-- START The input --

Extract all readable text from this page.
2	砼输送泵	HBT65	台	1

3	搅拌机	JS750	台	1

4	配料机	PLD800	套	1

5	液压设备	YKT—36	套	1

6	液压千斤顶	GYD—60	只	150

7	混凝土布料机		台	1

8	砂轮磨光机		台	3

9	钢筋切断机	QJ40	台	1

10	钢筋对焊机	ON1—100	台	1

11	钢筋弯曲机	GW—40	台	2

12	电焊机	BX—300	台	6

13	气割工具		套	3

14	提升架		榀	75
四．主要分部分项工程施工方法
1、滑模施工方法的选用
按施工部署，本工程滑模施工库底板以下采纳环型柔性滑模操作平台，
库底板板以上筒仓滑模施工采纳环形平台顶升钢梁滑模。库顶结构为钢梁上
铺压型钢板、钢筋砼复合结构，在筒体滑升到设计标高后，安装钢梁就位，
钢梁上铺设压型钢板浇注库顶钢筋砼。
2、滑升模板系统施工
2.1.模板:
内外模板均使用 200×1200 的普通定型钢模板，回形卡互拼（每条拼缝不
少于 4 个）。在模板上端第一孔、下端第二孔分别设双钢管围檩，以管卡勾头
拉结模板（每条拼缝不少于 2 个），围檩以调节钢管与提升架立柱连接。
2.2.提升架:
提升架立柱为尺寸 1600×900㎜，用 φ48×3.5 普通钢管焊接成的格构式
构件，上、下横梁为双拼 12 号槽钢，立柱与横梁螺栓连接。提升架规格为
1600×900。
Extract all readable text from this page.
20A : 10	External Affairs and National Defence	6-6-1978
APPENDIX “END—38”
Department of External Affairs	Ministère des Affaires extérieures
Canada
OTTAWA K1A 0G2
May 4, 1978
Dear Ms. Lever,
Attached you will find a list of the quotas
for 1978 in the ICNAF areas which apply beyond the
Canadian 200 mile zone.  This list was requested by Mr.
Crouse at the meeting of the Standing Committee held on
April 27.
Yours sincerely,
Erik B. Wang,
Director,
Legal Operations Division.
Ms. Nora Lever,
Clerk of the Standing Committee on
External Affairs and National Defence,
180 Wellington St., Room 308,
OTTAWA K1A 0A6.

-- END The input --

**Set exercise**
Go through the data above and find the lines with the word "list". Copy each of those lines.

**Result of this task**
Attached you will find a list of the quotas
Canadian 200 mile zone.  This list was requested by Mr.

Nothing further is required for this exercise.